» WHAT IS NEEDED
Look below and pull out each line with the word "this".

» DATA SUPPLIED

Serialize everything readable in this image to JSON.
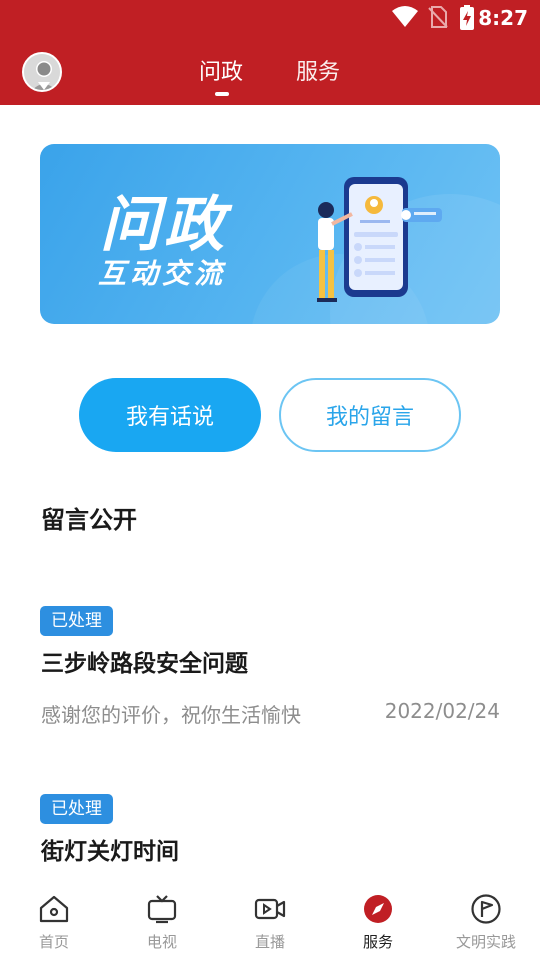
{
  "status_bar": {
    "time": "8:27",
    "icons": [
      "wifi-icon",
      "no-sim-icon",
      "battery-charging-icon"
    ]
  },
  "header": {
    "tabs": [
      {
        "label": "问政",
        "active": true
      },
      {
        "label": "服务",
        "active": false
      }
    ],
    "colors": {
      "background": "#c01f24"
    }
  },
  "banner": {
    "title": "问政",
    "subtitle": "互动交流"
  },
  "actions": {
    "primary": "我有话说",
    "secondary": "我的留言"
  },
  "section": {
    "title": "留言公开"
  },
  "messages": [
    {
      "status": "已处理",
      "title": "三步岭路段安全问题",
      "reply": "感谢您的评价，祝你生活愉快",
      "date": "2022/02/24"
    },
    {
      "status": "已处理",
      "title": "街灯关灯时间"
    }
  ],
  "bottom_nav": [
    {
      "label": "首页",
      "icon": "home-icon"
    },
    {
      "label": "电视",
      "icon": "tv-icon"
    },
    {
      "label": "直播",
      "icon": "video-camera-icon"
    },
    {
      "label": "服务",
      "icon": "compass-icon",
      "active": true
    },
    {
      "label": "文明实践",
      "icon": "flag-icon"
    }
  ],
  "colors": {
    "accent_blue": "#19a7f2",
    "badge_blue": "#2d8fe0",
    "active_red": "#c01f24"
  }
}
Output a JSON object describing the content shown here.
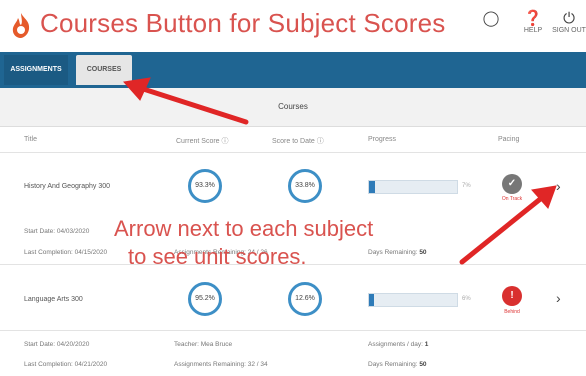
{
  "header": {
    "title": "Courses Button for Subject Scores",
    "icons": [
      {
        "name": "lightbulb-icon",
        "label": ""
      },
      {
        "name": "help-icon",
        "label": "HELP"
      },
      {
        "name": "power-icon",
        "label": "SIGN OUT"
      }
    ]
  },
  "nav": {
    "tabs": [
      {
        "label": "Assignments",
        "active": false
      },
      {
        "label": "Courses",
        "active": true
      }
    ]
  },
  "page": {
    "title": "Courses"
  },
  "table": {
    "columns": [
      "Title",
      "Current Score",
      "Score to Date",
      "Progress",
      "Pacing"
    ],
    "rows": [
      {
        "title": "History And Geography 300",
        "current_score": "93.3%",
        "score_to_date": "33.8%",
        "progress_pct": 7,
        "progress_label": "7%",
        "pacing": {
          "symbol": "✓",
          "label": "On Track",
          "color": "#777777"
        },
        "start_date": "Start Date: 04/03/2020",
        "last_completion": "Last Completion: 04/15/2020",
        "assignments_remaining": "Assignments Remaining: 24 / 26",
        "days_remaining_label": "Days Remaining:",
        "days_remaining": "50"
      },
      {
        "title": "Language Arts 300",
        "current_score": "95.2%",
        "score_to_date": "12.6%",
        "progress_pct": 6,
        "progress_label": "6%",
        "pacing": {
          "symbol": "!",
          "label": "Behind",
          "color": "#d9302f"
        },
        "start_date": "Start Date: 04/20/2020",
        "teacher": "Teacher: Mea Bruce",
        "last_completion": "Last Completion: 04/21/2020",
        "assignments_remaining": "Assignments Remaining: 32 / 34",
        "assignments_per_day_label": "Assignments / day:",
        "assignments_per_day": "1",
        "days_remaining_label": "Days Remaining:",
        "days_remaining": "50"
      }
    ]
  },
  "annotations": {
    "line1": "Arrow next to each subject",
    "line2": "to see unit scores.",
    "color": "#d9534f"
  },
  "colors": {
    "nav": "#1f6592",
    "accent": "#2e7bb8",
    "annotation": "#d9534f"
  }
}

--

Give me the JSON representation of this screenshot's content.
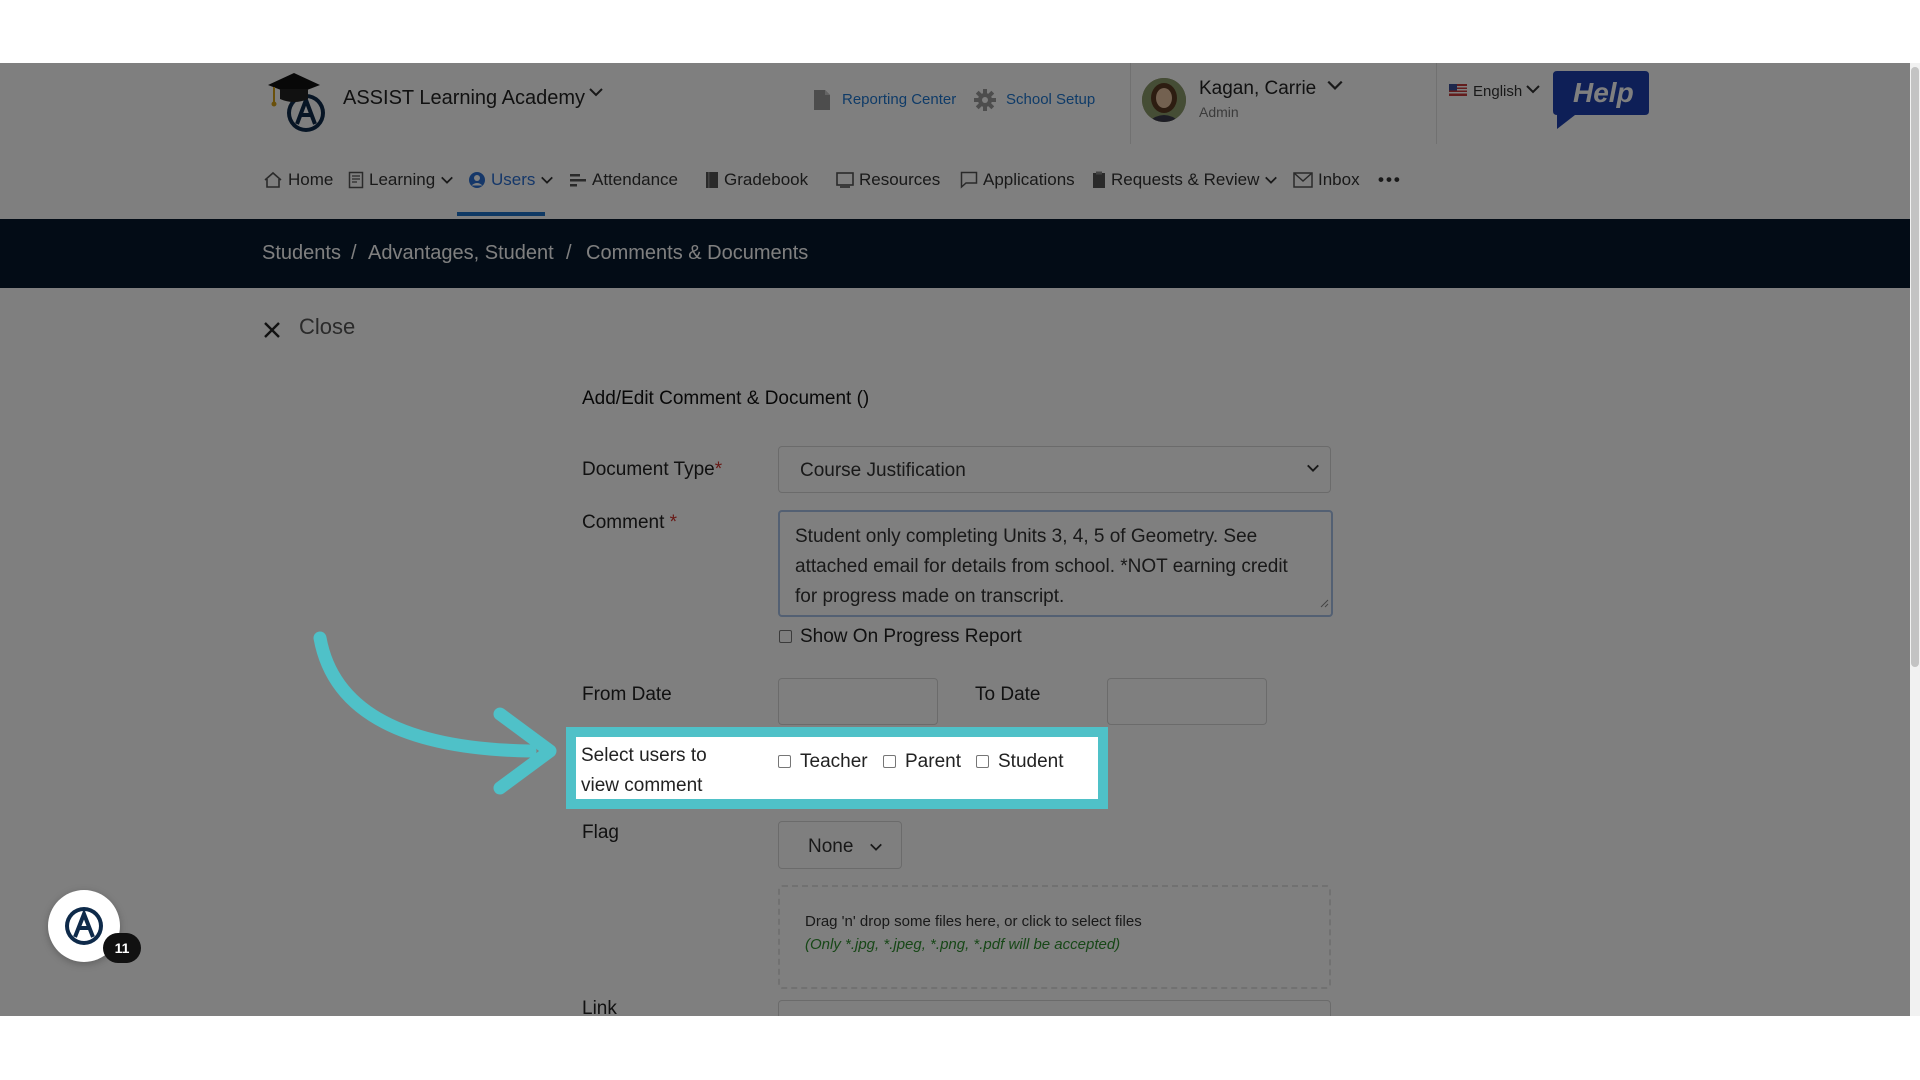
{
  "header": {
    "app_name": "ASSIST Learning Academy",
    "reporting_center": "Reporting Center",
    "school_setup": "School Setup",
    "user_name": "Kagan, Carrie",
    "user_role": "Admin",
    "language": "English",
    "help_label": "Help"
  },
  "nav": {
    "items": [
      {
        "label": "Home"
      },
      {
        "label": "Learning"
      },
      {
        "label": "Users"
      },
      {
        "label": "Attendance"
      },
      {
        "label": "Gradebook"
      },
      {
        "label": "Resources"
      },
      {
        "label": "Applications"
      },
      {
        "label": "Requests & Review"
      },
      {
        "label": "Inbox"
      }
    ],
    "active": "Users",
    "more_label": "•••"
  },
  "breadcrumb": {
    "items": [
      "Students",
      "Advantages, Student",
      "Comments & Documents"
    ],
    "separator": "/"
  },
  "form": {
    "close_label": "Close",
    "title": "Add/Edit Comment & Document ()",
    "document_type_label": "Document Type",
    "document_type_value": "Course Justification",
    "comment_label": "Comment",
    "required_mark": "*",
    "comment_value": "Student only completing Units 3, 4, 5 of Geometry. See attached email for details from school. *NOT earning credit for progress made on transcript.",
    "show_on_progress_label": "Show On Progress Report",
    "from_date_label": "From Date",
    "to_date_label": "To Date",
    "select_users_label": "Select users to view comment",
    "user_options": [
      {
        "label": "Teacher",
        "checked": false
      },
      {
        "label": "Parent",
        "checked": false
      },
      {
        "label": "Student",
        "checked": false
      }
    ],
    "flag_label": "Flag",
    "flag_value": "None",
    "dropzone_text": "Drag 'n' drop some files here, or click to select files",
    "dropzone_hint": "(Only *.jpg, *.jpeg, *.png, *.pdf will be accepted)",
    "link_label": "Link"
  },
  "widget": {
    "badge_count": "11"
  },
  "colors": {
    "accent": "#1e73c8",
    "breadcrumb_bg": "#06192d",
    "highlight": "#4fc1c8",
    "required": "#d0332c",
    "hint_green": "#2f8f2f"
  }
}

» THE OUTPUT
Serialize everything readable in this image to JSON.
Give me the JSON representation of this screenshot's content.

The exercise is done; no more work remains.